## Begin

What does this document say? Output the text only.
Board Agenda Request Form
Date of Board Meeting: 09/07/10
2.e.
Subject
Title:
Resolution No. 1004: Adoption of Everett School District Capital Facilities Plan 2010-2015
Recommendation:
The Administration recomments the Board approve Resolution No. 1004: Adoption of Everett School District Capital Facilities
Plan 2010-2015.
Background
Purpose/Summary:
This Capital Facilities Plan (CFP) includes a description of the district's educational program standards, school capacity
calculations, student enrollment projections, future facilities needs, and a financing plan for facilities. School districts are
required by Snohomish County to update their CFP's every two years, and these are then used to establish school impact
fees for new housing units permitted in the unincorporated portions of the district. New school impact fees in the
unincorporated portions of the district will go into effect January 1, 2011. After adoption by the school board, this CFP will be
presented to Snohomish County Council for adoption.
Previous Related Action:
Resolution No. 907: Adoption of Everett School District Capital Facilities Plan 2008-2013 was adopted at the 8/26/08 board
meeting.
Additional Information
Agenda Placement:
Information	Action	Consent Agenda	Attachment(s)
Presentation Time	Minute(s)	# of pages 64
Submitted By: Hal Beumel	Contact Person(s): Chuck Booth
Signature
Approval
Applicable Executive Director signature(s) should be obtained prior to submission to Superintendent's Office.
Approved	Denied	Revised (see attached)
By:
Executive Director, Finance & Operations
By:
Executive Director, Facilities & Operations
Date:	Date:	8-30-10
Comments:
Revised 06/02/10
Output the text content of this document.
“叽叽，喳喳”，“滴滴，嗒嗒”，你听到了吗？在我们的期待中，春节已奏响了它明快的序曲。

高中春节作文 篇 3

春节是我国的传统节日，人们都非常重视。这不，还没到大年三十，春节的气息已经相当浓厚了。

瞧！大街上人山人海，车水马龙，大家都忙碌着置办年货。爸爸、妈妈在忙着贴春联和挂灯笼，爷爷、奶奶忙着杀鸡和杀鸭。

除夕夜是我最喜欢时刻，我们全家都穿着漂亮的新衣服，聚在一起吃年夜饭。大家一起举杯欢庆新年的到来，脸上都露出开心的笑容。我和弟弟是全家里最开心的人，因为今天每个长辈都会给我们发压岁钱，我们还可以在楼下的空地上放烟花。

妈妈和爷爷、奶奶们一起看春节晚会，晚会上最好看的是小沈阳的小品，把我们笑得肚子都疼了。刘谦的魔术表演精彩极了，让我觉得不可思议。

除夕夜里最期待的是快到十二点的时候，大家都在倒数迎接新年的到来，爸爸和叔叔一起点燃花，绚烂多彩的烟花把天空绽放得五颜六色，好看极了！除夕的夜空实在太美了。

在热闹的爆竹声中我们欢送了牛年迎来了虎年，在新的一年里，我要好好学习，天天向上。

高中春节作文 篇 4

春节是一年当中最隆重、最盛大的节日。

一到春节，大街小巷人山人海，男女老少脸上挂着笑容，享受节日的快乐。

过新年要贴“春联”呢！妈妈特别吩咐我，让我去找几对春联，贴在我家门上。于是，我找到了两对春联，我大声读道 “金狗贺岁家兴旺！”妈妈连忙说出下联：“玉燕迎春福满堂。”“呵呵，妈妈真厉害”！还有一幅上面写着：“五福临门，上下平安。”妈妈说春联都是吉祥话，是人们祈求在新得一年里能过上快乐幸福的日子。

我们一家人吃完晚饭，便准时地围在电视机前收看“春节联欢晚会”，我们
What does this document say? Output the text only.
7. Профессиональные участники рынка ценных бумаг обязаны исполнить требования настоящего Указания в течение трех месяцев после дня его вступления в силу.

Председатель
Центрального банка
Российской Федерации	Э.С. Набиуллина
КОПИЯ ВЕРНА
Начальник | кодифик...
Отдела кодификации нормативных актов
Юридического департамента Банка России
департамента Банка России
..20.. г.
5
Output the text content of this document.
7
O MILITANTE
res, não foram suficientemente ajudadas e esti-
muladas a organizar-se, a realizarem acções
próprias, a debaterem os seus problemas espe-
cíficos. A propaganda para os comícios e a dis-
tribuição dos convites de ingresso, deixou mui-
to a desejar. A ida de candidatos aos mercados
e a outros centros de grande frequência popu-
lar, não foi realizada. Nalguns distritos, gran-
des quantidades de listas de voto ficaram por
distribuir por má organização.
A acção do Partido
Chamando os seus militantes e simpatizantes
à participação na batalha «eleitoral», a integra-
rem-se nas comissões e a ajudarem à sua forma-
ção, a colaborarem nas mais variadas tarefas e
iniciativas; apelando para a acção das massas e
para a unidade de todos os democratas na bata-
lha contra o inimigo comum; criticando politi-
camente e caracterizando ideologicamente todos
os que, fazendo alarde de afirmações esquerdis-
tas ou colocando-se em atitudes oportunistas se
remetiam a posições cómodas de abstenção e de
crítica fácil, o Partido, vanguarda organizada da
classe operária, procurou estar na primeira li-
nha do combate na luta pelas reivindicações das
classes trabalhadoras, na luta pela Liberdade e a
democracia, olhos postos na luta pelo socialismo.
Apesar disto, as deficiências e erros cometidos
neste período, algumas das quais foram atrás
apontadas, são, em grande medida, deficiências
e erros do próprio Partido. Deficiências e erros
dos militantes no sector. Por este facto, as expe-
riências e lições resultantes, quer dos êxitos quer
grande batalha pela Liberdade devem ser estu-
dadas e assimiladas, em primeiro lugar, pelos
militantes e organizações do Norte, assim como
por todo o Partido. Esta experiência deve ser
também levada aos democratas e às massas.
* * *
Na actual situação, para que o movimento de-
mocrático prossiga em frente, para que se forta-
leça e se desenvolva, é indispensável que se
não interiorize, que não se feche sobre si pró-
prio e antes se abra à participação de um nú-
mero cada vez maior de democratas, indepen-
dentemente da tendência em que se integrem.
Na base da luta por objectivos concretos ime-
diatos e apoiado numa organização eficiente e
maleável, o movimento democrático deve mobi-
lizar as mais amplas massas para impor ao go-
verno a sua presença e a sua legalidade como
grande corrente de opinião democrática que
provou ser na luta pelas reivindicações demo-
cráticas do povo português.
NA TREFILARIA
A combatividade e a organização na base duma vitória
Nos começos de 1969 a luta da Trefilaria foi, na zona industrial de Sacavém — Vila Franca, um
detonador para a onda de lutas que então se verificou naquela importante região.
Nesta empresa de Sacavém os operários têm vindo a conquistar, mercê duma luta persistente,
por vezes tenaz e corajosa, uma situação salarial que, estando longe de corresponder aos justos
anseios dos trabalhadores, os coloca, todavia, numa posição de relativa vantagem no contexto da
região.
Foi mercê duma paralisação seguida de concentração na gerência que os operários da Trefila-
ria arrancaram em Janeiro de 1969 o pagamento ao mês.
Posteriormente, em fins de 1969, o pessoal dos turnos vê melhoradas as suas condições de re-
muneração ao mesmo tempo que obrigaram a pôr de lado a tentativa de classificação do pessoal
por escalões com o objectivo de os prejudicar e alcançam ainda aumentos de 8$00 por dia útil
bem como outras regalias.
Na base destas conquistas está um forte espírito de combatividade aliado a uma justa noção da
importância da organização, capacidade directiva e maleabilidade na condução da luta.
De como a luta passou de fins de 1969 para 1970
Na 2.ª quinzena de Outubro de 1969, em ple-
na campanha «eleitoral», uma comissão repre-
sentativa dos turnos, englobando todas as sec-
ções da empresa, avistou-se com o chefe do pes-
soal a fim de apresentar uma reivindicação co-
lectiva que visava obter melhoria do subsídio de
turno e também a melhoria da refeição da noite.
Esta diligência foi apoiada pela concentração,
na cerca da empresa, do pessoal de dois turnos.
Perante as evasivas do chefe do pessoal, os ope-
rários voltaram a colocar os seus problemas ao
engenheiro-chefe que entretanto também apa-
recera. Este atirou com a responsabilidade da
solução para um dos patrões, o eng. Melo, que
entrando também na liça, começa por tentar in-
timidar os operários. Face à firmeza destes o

## End

Copy out each line exactly as written.

Task solution:
What does this document say? Output the text only.
Board Agenda Request Form
Date of Board Meeting: 09/07/10
2.e.
Subject
Title:
Resolution No. 1004: Adoption of Everett School District Capital Facilities Plan 2010-2015
Recommendation:
The Administration recomments the Board approve Resolution No. 1004: Adoption of Everett School District Capital Facilities
Plan 2010-2015.
Background
Purpose/Summary:
This Capital Facilities Plan (CFP) includes a description of the district's educational program standards, school capacity
calculations, student enrollment projections, future facilities needs, and a financing plan for facilities. School districts are
required by Snohomish County to update their CFP's every two years, and these are then used to establish school impact
fees for new housing units permitted in the unincorporated portions of the district. New school impact fees in the
unincorporated portions of the district will go into effect January 1, 2011. After adoption by the school board, this CFP will be
presented to Snohomish County Council for adoption.
Previous Related Action:
Resolution No. 907: Adoption of Everett School District Capital Facilities Plan 2008-2013 was adopted at the 8/26/08 board
meeting.
Additional Information
Agenda Placement:
Information	Action	Consent Agenda	Attachment(s)
Presentation Time	Minute(s)	# of pages 64
Submitted By: Hal Beumel	Contact Person(s): Chuck Booth
Signature
Approval
Applicable Executive Director signature(s) should be obtained prior to submission to Superintendent's Office.
Approved	Denied	Revised (see attached)
By:
Executive Director, Finance & Operations
By:
Executive Director, Facilities & Operations
Date:	Date:	8-30-10
Comments:
Revised 06/02/10
Output the text content of this document.
“叽叽，喳喳”，“滴滴，嗒嗒”，你听到了吗？在我们的期待中，春节已奏响了它明快的序曲。

高中春节作文 篇 3

春节是我国的传统节日，人们都非常重视。这不，还没到大年三十，春节的气息已经相当浓厚了。

瞧！大街上人山人海，车水马龙，大家都忙碌着置办年货。爸爸、妈妈在忙着贴春联和挂灯笼，爷爷、奶奶忙着杀鸡和杀鸭。

除夕夜是我最喜欢时刻，我们全家都穿着漂亮的新衣服，聚在一起吃年夜饭。大家一起举杯欢庆新年的到来，脸上都露出开心的笑容。我和弟弟是全家里最开心的人，因为今天每个长辈都会给我们发压岁钱，我们还可以在楼下的空地上放烟花。

妈妈和爷爷、奶奶们一起看春节晚会，晚会上最好看的是小沈阳的小品，把我们笑得肚子都疼了。刘谦的魔术表演精彩极了，让我觉得不可思议。

除夕夜里最期待的是快到十二点的时候，大家都在倒数迎接新年的到来，爸爸和叔叔一起点燃花，绚烂多彩的烟花把天空绽放得五颜六色，好看极了！除夕的夜空实在太美了。

在热闹的爆竹声中我们欢送了牛年迎来了虎年，在新的一年里，我要好好学习，天天向上。

高中春节作文 篇 4

春节是一年当中最隆重、最盛大的节日。

一到春节，大街小巷人山人海，男女老少脸上挂着笑容，享受节日的快乐。

过新年要贴“春联”呢！妈妈特别吩咐我，让我去找几对春联，贴在我家门上。于是，我找到了两对春联，我大声读道 “金狗贺岁家兴旺！”妈妈连忙说出下联：“玉燕迎春福满堂。”“呵呵，妈妈真厉害”！还有一幅上面写着：“五福临门，上下平安。”妈妈说春联都是吉祥话，是人们祈求在新得一年里能过上快乐幸福的日子。

我们一家人吃完晚饭，便准时地围在电视机前收看“春节联欢晚会”，我们
What does this document say? Output the text only.
7. Профессиональные участники рынка ценных бумаг обязаны исполнить требования настоящего Указания в течение трех месяцев после дня его вступления в силу.

Председатель
Центрального банка
Российской Федерации	Э.С. Набиуллина
КОПИЯ ВЕРНА
Начальник | кодифик...
Отдела кодификации нормативных актов
Юридического департамента Банка России
департамента Банка России
..20.. г.
5
Output the text content of this document.
7
O MILITANTE
res, não foram suficientemente ajudadas e esti-
muladas a organizar-se, a realizarem acções
próprias, a debaterem os seus problemas espe-
cíficos. A propaganda para os comícios e a dis-
tribuição dos convites de ingresso, deixou mui-
to a desejar. A ida de candidatos aos mercados
e a outros centros de grande frequência popu-
lar, não foi realizada. Nalguns distritos, gran-
des quantidades de listas de voto ficaram por
distribuir por má organização.
A acção do Partido
Chamando os seus militantes e simpatizantes
à participação na batalha «eleitoral», a integra-
rem-se nas comissões e a ajudarem à sua forma-
ção, a colaborarem nas mais variadas tarefas e
iniciativas; apelando para a acção das massas e
para a unidade de todos os democratas na bata-
lha contra o inimigo comum; criticando politi-
camente e caracterizando ideologicamente todos
os que, fazendo alarde de afirmações esquerdis-
tas ou colocando-se em atitudes oportunistas se
remetiam a posições cómodas de abstenção e de
crítica fácil, o Partido, vanguarda organizada da
classe operária, procurou estar na primeira li-
nha do combate na luta pelas reivindicações das
classes trabalhadoras, na luta pela Liberdade e a
democracia, olhos postos na luta pelo socialismo.
Apesar disto, as deficiências e erros cometidos
neste período, algumas das quais foram atrás
apontadas, são, em grande medida, deficiências
e erros do próprio Partido. Deficiências e erros
dos militantes no sector. Por este facto, as expe-
riências e lições resultantes, quer dos êxitos quer
grande batalha pela Liberdade devem ser estu-
dadas e assimiladas, em primeiro lugar, pelos
militantes e organizações do Norte, assim como
por todo o Partido. Esta experiência deve ser
também levada aos democratas e às massas.
* * *
Na actual situação, para que o movimento de-
mocrático prossiga em frente, para que se forta-
leça e se desenvolva, é indispensável que se
não interiorize, que não se feche sobre si pró-
prio e antes se abra à participação de um nú-
mero cada vez maior de democratas, indepen-
dentemente da tendência em que se integrem.
Na base da luta por objectivos concretos ime-
diatos e apoiado numa organização eficiente e
maleável, o movimento democrático deve mobi-
lizar as mais amplas massas para impor ao go-
verno a sua presença e a sua legalidade como
grande corrente de opinião democrática que
provou ser na luta pelas reivindicações demo-
cráticas do povo português.
NA TREFILARIA
A combatividade e a organização na base duma vitória
Nos começos de 1969 a luta da Trefilaria foi, na zona industrial de Sacavém — Vila Franca, um
detonador para a onda de lutas que então se verificou naquela importante região.
Nesta empresa de Sacavém os operários têm vindo a conquistar, mercê duma luta persistente,
por vezes tenaz e corajosa, uma situação salarial que, estando longe de corresponder aos justos
anseios dos trabalhadores, os coloca, todavia, numa posição de relativa vantagem no contexto da
região.
Foi mercê duma paralisação seguida de concentração na gerência que os operários da Trefila-
ria arrancaram em Janeiro de 1969 o pagamento ao mês.
Posteriormente, em fins de 1969, o pessoal dos turnos vê melhoradas as suas condições de re-
muneração ao mesmo tempo que obrigaram a pôr de lado a tentativa de classificação do pessoal
por escalões com o objectivo de os prejudicar e alcançam ainda aumentos de 8$00 por dia útil
bem como outras regalias.
Na base destas conquistas está um forte espírito de combatividade aliado a uma justa noção da
importância da organização, capacidade directiva e maleabilidade na condução da luta.
De como a luta passou de fins de 1969 para 1970
Na 2.ª quinzena de Outubro de 1969, em ple-
na campanha «eleitoral», uma comissão repre-
sentativa dos turnos, englobando todas as sec-
ções da empresa, avistou-se com o chefe do pes-
soal a fim de apresentar uma reivindicação co-
lectiva que visava obter melhoria do subsídio de
turno e também a melhoria da refeição da noite.
Esta diligência foi apoiada pela concentração,
na cerca da empresa, do pessoal de dois turnos.
Perante as evasivas do chefe do pessoal, os ope-
rários voltaram a colocar os seus problemas ao
engenheiro-chefe que entretanto também apa-
recera. Este atirou com a responsabilidade da
solução para um dos patrões, o eng. Melo, que
entrando também na liça, começa por tentar in-
timidar os operários. Face à firmeza destes o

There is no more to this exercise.